>> Begin Records to process
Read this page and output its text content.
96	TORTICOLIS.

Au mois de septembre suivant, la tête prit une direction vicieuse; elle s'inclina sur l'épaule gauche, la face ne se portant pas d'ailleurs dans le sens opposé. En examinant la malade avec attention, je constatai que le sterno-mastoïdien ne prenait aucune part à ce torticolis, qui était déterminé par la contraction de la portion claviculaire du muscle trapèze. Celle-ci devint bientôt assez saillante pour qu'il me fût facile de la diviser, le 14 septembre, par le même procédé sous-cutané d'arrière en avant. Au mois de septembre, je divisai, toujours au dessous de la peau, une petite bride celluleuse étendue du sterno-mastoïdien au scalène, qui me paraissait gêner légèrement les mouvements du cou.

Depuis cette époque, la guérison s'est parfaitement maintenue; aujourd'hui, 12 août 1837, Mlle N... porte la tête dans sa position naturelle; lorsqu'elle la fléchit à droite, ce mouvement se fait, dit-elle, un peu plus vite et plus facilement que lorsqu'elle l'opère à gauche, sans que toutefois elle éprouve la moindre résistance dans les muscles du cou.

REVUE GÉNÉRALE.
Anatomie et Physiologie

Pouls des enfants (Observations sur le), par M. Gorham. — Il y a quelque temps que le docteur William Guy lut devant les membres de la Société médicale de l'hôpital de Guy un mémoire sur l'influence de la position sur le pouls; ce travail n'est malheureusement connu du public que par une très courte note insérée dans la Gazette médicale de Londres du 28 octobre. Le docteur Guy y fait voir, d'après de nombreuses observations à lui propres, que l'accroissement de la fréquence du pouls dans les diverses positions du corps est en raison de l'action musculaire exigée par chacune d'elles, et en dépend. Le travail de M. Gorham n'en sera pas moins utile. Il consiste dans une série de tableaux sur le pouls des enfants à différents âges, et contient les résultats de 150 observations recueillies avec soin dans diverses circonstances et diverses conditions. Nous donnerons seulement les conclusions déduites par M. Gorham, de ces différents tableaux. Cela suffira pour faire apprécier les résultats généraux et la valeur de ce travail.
>> End Records to process
**What to produce**
Pull out each line of the records holding the string "fait".

**Result for this exercise**
Depuis cette époque, la guérison s'est parfaitement maintenue; aujourd'hui, 12 août 1837, Mlle N... porte la tête dans sa position naturelle; lorsqu'elle la fléchit à droite, ce mouvement se fait, dit-elle, un peu plus vite et plus facilement que lorsqu'elle l'opère à gauche, sans que toutefois elle éprouve la moindre résistance dans les muscles du cou.
Pouls des enfants (Observations sur le), par M. Gorham. — Il y a quelque temps que le docteur William Guy lut devant les membres de la Société médicale de l'hôpital de Guy un mémoire sur l'influence de la position sur le pouls; ce travail n'est malheureusement connu du public que par une très courte note insérée dans la Gazette médicale de Londres du 28 octobre. Le docteur Guy y fait voir, d'après de nombreuses observations à lui propres, que l'accroissement de la fréquence du pouls dans les diverses positions du corps est en raison de l'action musculaire exigée par chacune d'elles, et en dépend. Le travail de M. Gorham n'en sera pas moins utile. Il consiste dans une série de tableaux sur le pouls des enfants à différents âges, et contient les résultats de 150 observations recueillies avec soin dans diverses circonstances et diverses conditions. Nous donnerons seulement les conclusions déduites par M. Gorham, de ces différents tableaux. Cela suffira pour faire apprécier les résultats généraux et la valeur de ce travail.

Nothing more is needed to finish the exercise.